What to work on: Quote the listing below in its entirety.
═══ Data section ═══
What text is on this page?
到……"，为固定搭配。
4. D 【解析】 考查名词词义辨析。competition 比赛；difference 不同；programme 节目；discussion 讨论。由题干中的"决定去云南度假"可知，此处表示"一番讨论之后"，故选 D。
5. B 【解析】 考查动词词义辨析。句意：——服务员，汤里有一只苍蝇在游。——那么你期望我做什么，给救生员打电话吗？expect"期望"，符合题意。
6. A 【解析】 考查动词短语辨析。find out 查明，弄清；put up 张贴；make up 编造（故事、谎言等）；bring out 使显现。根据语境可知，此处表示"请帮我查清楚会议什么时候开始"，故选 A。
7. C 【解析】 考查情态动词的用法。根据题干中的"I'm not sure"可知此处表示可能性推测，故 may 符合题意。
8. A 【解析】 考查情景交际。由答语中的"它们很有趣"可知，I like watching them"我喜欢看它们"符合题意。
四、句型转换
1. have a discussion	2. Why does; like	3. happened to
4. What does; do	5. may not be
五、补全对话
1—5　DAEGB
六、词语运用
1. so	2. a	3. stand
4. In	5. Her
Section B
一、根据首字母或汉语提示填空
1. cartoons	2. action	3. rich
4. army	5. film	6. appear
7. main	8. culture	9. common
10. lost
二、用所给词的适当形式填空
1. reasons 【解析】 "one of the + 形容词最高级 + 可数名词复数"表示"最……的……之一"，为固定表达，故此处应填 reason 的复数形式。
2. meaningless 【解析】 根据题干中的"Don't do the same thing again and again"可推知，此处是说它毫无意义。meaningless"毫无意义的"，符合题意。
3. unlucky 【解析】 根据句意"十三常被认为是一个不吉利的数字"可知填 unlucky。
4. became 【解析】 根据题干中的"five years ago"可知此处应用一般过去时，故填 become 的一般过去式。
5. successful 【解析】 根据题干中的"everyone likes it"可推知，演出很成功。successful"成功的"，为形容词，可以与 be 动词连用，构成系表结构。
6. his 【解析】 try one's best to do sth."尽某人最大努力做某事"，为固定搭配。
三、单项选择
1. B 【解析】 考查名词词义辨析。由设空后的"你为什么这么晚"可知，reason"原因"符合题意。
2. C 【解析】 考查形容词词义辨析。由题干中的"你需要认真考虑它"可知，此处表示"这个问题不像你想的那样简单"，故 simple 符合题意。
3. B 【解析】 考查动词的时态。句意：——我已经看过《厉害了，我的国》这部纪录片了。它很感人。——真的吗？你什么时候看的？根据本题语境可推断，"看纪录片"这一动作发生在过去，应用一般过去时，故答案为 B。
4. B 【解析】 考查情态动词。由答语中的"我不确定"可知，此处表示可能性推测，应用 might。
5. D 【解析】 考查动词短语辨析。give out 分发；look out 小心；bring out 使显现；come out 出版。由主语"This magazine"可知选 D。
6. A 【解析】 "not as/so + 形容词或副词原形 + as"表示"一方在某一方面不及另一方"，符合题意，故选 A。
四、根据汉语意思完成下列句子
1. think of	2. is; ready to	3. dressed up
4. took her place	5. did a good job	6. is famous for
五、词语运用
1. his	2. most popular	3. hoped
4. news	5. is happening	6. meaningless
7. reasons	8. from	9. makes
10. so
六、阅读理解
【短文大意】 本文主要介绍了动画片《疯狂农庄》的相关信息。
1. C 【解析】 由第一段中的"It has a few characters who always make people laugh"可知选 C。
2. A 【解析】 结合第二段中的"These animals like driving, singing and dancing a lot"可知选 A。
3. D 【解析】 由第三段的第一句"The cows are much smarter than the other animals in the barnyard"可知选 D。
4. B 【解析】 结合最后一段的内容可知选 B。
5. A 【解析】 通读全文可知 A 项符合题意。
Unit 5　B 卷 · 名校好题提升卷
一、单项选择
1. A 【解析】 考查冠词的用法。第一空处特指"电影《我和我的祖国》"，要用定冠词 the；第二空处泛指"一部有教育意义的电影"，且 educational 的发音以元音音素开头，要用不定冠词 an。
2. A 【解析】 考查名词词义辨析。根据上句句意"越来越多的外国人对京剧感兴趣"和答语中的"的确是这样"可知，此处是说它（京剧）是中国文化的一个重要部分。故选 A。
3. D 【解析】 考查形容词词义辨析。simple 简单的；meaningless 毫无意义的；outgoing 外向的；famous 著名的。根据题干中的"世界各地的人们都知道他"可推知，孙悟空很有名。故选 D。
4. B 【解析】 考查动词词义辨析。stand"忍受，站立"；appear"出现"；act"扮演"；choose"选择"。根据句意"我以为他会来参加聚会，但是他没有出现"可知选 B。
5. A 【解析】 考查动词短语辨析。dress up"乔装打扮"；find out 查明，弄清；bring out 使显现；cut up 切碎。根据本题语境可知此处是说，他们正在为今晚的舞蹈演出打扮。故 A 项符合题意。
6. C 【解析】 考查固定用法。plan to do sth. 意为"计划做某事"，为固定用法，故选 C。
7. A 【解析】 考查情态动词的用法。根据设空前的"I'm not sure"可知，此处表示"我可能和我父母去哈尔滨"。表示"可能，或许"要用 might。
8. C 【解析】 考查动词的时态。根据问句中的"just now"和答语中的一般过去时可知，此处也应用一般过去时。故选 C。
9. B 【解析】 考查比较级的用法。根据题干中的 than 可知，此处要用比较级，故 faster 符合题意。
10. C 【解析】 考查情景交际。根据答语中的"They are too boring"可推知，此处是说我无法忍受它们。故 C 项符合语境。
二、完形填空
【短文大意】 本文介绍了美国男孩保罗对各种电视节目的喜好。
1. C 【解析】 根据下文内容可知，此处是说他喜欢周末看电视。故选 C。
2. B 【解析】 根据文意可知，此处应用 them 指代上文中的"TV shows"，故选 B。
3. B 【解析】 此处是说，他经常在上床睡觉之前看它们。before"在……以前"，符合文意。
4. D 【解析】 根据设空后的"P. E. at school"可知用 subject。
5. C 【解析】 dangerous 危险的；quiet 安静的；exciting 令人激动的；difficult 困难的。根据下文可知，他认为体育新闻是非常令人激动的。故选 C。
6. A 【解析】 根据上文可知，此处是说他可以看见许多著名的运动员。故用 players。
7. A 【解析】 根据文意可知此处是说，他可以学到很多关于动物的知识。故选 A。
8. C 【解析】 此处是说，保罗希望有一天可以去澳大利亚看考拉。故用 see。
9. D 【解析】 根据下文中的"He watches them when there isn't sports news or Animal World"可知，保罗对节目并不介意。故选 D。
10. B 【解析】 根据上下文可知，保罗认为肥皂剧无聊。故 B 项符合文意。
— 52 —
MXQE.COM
═══
Result of the task:
What text is on this page?
到……"，为固定搭配。
4. D 【解析】 考查名词词义辨析。competition 比赛；difference 不同；programme 节目；discussion 讨论。由题干中的"决定去云南度假"可知，此处表示"一番讨论之后"，故选 D。
5. B 【解析】 考查动词词义辨析。句意：——服务员，汤里有一只苍蝇在游。——那么你期望我做什么，给救生员打电话吗？expect"期望"，符合题意。
6. A 【解析】 考查动词短语辨析。find out 查明，弄清；put up 张贴；make up 编造（故事、谎言等）；bring out 使显现。根据语境可知，此处表示"请帮我查清楚会议什么时候开始"，故选 A。
7. C 【解析】 考查情态动词的用法。根据题干中的"I'm not sure"可知此处表示可能性推测，故 may 符合题意。
8. A 【解析】 考查情景交际。由答语中的"它们很有趣"可知，I like watching them"我喜欢看它们"符合题意。
四、句型转换
1. have a discussion	2. Why does; like	3. happened to
4. What does; do	5. may not be
五、补全对话
1—5　DAEGB
六、词语运用
1. so	2. a	3. stand
4. In	5. Her
Section B
一、根据首字母或汉语提示填空
1. cartoons	2. action	3. rich
4. army	5. film	6. appear
7. main	8. culture	9. common
10. lost
二、用所给词的适当形式填空
1. reasons 【解析】 "one of the + 形容词最高级 + 可数名词复数"表示"最……的……之一"，为固定表达，故此处应填 reason 的复数形式。
2. meaningless 【解析】 根据题干中的"Don't do the same thing again and again"可推知，此处是说它毫无意义。meaningless"毫无意义的"，符合题意。
3. unlucky 【解析】 根据句意"十三常被认为是一个不吉利的数字"可知填 unlucky。
4. became 【解析】 根据题干中的"five years ago"可知此处应用一般过去时，故填 become 的一般过去式。
5. successful 【解析】 根据题干中的"everyone likes it"可推知，演出很成功。successful"成功的"，为形容词，可以与 be 动词连用，构成系表结构。
6. his 【解析】 try one's best to do sth."尽某人最大努力做某事"，为固定搭配。
三、单项选择
1. B 【解析】 考查名词词义辨析。由设空后的"你为什么这么晚"可知，reason"原因"符合题意。
2. C 【解析】 考查形容词词义辨析。由题干中的"你需要认真考虑它"可知，此处表示"这个问题不像你想的那样简单"，故 simple 符合题意。
3. B 【解析】 考查动词的时态。句意：——我已经看过《厉害了，我的国》这部纪录片了。它很感人。——真的吗？你什么时候看的？根据本题语境可推断，"看纪录片"这一动作发生在过去，应用一般过去时，故答案为 B。
4. B 【解析】 考查情态动词。由答语中的"我不确定"可知，此处表示可能性推测，应用 might。
5. D 【解析】 考查动词短语辨析。give out 分发；look out 小心；bring out 使显现；come out 出版。由主语"This magazine"可知选 D。
6. A 【解析】 "not as/so + 形容词或副词原形 + as"表示"一方在某一方面不及另一方"，符合题意，故选 A。
四、根据汉语意思完成下列句子
1. think of	2. is; ready to	3. dressed up
4. took her place	5. did a good job	6. is famous for
五、词语运用
1. his	2. most popular	3. hoped
4. news	5. is happening	6. meaningless
7. reasons	8. from	9. makes
10. so
六、阅读理解
【短文大意】 本文主要介绍了动画片《疯狂农庄》的相关信息。
1. C 【解析】 由第一段中的"It has a few characters who always make people laugh"可知选 C。
2. A 【解析】 结合第二段中的"These animals like driving, singing and dancing a lot"可知选 A。
3. D 【解析】 由第三段的第一句"The cows are much smarter than the other animals in the barnyard"可知选 D。
4. B 【解析】 结合最后一段的内容可知选 B。
5. A 【解析】 通读全文可知 A 项符合题意。
Unit 5　B 卷 · 名校好题提升卷
一、单项选择
1. A 【解析】 考查冠词的用法。第一空处特指"电影《我和我的祖国》"，要用定冠词 the；第二空处泛指"一部有教育意义的电影"，且 educational 的发音以元音音素开头，要用不定冠词 an。
2. A 【解析】 考查名词词义辨析。根据上句句意"越来越多的外国人对京剧感兴趣"和答语中的"的确是这样"可知，此处是说它（京剧）是中国文化的一个重要部分。故选 A。
3. D 【解析】 考查形容词词义辨析。simple 简单的；meaningless 毫无意义的；outgoing 外向的；famous 著名的。根据题干中的"世界各地的人们都知道他"可推知，孙悟空很有名。故选 D。
4. B 【解析】 考查动词词义辨析。stand"忍受，站立"；appear"出现"；act"扮演"；choose"选择"。根据句意"我以为他会来参加聚会，但是他没有出现"可知选 B。
5. A 【解析】 考查动词短语辨析。dress up"乔装打扮"；find out 查明，弄清；bring out 使显现；cut up 切碎。根据本题语境可知此处是说，他们正在为今晚的舞蹈演出打扮。故 A 项符合题意。
6. C 【解析】 考查固定用法。plan to do sth. 意为"计划做某事"，为固定用法，故选 C。
7. A 【解析】 考查情态动词的用法。根据设空前的"I'm not sure"可知，此处表示"我可能和我父母去哈尔滨"。表示"可能，或许"要用 might。
8. C 【解析】 考查动词的时态。根据问句中的"just now"和答语中的一般过去时可知，此处也应用一般过去时。故选 C。
9. B 【解析】 考查比较级的用法。根据题干中的 than 可知，此处要用比较级，故 faster 符合题意。
10. C 【解析】 考查情景交际。根据答语中的"They are too boring"可推知，此处是说我无法忍受它们。故 C 项符合语境。
二、完形填空
【短文大意】 本文介绍了美国男孩保罗对各种电视节目的喜好。
1. C 【解析】 根据下文内容可知，此处是说他喜欢周末看电视。故选 C。
2. B 【解析】 根据文意可知，此处应用 them 指代上文中的"TV shows"，故选 B。
3. B 【解析】 此处是说，他经常在上床睡觉之前看它们。before"在……以前"，符合文意。
4. D 【解析】 根据设空后的"P. E. at school"可知用 subject。
5. C 【解析】 dangerous 危险的；quiet 安静的；exciting 令人激动的；difficult 困难的。根据下文可知，他认为体育新闻是非常令人激动的。故选 C。
6. A 【解析】 根据上文可知，此处是说他可以看见许多著名的运动员。故用 players。
7. A 【解析】 根据文意可知此处是说，他可以学到很多关于动物的知识。故选 A。
8. C 【解析】 此处是说，保罗希望有一天可以去澳大利亚看考拉。故用 see。
9. D 【解析】 根据下文中的"He watches them when there isn't sports news or Animal World"可知，保罗对节目并不介意。故选 D。
10. B 【解析】 根据上下文可知，保罗认为肥皂剧无聊。故 B 项符合文意。
— 52 —
MXQE.COM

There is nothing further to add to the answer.